◆ **Work to do**
List each line of the data that holds the word "this".
--------------------
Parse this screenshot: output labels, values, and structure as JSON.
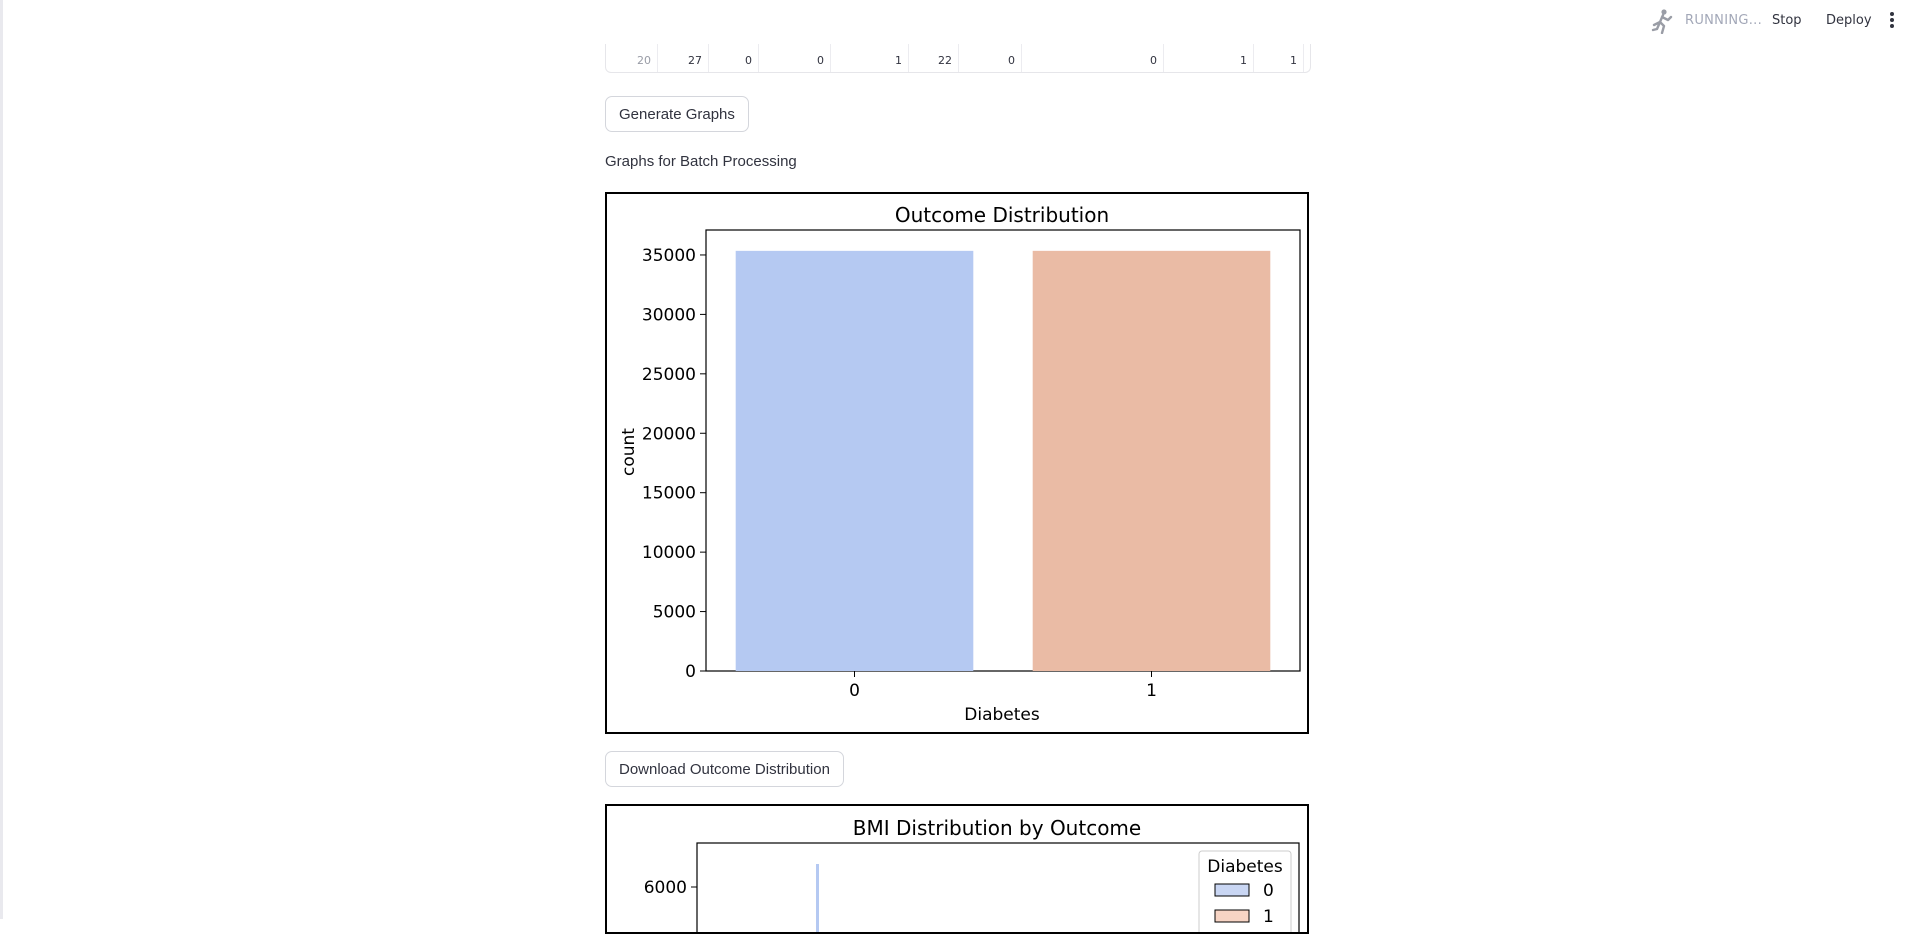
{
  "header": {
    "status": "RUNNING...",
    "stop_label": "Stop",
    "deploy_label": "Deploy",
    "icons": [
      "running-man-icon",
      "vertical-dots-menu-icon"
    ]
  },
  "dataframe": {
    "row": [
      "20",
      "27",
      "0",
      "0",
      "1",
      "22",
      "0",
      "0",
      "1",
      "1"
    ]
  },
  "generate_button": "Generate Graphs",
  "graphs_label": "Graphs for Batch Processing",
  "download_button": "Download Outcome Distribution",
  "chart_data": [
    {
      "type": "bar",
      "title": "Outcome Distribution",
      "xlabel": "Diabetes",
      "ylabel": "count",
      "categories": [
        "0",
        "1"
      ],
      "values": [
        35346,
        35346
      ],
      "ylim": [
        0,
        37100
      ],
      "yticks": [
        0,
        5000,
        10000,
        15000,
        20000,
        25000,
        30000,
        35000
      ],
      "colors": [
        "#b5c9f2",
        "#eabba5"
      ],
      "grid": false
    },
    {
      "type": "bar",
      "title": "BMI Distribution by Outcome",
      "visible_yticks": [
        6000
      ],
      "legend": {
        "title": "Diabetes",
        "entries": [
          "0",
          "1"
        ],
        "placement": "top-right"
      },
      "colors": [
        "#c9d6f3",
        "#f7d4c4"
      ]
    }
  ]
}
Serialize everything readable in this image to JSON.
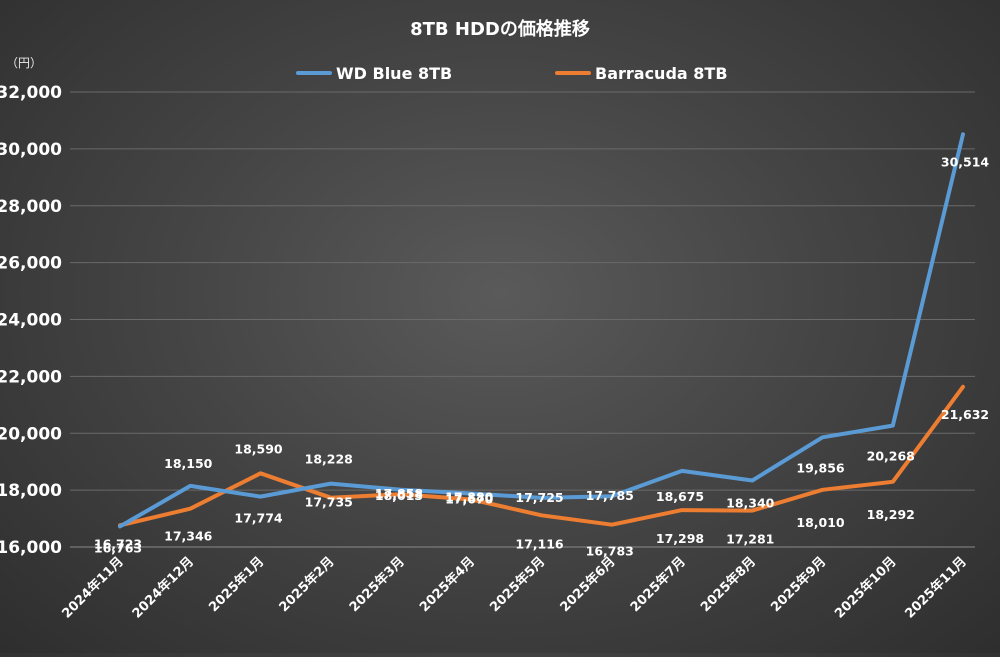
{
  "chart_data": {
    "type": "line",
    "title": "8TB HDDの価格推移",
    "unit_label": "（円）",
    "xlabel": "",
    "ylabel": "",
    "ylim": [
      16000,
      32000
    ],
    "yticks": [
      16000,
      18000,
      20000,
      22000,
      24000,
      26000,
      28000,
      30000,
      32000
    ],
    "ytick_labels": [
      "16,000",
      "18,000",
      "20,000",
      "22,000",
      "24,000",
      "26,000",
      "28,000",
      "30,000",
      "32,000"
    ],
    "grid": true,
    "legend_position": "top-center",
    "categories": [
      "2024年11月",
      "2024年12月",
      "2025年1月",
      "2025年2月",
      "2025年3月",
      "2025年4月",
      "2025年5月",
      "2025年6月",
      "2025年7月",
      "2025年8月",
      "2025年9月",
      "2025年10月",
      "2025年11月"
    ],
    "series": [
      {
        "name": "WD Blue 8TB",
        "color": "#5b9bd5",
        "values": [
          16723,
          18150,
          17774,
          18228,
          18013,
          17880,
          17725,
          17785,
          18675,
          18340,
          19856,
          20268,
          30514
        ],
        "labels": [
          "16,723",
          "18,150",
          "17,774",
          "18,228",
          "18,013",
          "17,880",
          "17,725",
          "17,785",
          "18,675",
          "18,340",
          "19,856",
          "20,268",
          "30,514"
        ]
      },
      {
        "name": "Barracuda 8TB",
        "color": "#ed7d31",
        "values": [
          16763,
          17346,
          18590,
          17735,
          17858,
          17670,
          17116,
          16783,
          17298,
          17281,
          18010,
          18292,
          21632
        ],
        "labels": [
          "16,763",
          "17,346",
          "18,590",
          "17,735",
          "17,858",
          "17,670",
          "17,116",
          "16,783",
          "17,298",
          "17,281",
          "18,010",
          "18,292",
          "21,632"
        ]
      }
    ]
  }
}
--------------------
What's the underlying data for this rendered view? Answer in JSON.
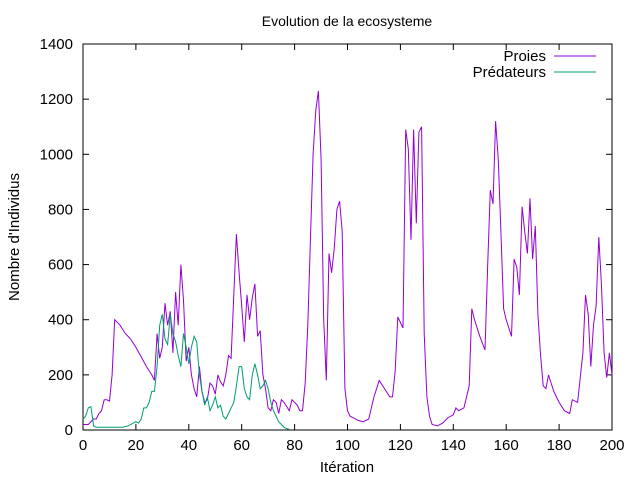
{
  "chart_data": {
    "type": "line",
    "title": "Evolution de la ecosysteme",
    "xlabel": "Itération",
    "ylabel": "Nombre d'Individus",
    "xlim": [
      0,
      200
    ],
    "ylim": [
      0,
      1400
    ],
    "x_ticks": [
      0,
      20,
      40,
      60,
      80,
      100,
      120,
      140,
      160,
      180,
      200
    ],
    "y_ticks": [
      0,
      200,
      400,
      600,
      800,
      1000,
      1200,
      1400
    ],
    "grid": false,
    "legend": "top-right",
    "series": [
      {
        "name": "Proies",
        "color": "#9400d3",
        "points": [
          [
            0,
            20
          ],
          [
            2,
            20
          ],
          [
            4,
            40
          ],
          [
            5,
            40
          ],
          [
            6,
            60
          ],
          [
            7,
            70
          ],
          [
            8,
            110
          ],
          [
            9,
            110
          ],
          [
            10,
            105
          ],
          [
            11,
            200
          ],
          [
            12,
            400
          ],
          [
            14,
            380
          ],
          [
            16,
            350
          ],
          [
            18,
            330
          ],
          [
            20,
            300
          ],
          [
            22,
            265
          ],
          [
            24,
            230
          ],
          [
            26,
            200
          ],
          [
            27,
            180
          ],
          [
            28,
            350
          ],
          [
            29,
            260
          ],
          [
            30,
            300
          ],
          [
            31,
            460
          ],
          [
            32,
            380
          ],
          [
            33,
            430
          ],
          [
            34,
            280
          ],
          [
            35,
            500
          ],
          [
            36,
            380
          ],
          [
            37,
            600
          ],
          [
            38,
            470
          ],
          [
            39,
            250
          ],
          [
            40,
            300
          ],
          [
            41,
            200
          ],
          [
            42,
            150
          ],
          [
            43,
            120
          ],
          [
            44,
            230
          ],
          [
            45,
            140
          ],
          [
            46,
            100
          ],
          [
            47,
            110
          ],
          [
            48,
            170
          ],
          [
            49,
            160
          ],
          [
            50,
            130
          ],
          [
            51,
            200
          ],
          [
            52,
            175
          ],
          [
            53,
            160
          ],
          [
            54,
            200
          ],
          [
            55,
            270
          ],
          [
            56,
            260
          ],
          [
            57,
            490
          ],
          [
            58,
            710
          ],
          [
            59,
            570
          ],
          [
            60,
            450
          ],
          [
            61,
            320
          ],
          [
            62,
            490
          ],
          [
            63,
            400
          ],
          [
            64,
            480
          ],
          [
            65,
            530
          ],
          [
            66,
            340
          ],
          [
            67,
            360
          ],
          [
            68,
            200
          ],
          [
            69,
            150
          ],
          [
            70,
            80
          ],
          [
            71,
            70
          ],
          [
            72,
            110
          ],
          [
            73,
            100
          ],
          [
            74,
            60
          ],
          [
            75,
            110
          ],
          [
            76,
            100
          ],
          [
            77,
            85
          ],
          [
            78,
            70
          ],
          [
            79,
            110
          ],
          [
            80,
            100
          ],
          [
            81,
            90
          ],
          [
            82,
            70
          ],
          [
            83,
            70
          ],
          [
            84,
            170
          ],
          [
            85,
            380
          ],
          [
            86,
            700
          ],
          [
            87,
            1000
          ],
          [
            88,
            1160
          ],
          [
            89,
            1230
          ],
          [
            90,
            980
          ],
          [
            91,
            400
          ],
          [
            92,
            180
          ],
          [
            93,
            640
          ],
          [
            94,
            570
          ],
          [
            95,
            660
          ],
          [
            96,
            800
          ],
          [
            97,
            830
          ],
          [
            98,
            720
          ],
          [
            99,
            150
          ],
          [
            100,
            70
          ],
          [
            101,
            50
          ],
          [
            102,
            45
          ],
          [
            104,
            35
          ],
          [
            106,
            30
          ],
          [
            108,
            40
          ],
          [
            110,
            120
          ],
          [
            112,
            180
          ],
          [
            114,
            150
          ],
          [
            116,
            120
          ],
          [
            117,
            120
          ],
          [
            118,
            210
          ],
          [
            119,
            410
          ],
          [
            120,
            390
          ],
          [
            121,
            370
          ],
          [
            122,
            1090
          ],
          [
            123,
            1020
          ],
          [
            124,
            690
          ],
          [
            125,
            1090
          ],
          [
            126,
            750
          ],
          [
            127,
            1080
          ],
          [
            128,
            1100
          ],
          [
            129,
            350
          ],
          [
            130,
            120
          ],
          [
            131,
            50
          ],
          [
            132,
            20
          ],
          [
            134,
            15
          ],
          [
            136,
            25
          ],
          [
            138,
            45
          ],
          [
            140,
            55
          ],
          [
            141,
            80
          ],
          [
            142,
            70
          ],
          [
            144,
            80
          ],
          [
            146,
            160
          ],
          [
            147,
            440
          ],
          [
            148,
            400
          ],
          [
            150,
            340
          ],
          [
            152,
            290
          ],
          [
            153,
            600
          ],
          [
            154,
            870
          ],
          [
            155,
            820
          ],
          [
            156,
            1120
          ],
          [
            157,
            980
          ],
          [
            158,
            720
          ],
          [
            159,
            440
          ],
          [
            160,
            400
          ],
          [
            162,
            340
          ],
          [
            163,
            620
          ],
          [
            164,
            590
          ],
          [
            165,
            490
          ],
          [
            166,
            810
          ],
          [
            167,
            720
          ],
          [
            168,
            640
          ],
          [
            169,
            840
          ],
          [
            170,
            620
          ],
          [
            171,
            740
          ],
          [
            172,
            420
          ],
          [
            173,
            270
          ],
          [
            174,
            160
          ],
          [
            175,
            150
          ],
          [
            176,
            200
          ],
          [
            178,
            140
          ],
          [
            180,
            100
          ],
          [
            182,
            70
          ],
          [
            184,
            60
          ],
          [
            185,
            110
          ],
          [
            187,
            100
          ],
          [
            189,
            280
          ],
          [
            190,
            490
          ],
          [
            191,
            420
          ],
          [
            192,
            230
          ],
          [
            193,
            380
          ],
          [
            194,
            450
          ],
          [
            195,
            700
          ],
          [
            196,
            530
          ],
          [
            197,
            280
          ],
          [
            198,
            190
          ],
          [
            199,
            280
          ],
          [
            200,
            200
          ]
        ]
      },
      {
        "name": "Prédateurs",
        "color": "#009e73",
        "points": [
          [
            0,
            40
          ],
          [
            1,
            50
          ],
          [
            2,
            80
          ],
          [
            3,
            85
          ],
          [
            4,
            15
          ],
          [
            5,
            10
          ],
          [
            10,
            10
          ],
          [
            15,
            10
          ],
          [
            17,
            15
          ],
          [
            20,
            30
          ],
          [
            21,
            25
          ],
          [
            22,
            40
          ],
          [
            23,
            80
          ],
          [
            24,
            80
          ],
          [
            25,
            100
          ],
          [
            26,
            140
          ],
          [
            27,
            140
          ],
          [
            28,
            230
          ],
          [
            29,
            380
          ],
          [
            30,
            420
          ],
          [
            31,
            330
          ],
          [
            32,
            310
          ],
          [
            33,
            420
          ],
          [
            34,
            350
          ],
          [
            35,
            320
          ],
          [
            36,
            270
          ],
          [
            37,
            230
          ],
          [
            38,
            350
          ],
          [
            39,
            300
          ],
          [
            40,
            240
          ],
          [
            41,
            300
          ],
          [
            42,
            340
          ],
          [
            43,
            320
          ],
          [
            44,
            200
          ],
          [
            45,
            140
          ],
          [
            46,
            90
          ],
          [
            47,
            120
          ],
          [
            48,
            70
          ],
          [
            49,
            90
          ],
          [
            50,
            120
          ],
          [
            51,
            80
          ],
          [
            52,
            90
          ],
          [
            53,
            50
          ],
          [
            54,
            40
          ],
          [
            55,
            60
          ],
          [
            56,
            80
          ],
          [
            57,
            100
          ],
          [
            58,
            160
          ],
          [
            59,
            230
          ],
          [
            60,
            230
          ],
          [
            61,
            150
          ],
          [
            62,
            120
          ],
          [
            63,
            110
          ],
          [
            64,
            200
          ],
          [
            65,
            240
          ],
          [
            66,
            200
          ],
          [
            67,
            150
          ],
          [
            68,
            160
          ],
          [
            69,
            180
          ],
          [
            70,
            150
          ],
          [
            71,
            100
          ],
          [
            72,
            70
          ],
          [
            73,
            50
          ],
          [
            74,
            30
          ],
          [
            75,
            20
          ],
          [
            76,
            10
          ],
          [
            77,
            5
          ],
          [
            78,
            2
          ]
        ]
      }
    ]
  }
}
--------------------
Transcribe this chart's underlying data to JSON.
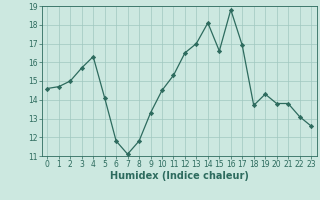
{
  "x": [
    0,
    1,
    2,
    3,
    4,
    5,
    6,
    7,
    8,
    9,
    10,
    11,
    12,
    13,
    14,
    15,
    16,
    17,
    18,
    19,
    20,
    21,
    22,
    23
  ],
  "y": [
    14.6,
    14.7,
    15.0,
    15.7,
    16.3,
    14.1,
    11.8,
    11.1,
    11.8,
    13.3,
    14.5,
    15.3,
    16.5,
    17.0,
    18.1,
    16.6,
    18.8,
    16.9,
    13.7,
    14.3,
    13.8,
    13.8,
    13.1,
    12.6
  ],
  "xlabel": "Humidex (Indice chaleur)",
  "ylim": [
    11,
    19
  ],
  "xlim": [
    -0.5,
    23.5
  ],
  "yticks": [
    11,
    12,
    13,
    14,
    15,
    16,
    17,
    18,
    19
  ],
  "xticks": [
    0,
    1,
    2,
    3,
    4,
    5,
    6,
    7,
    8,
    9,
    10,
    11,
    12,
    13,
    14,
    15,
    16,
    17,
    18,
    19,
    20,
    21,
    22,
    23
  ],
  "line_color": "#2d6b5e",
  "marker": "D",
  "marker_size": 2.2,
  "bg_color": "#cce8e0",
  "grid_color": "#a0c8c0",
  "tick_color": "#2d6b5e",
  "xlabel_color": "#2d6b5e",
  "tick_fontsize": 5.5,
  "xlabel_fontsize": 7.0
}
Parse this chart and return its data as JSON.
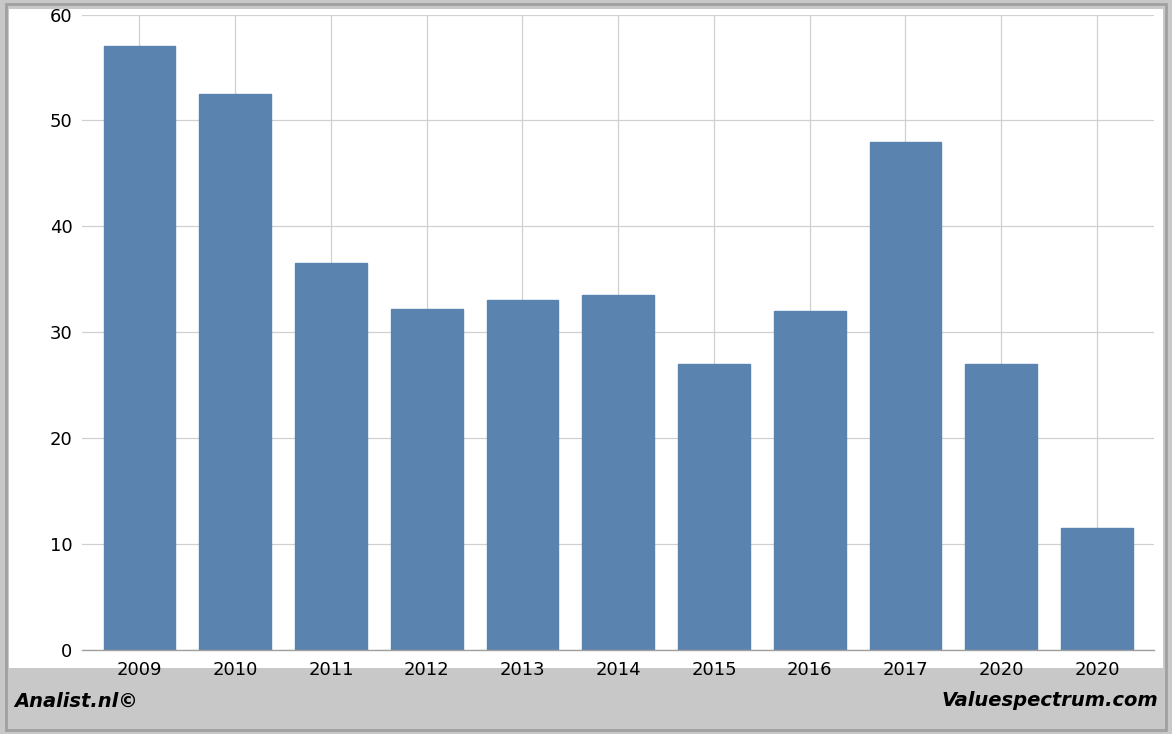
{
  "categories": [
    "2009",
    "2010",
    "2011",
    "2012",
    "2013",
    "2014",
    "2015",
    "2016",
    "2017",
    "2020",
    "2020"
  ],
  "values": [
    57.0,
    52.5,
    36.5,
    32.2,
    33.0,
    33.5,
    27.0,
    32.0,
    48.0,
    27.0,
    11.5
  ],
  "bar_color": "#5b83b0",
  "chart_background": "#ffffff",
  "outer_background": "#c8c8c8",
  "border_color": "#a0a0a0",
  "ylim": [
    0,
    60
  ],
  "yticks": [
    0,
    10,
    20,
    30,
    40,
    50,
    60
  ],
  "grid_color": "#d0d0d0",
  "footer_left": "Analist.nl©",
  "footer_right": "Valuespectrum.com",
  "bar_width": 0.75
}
--------------------
◆ **In response**
Parse this screenshot: output labels, values, and structure as JSON.
Serialize everything readable in this image to JSON.
What's the underlying data for this rendered view? Answer in JSON.
Transcribe this chart's underlying data to JSON.
Parse this chart and return its data as JSON.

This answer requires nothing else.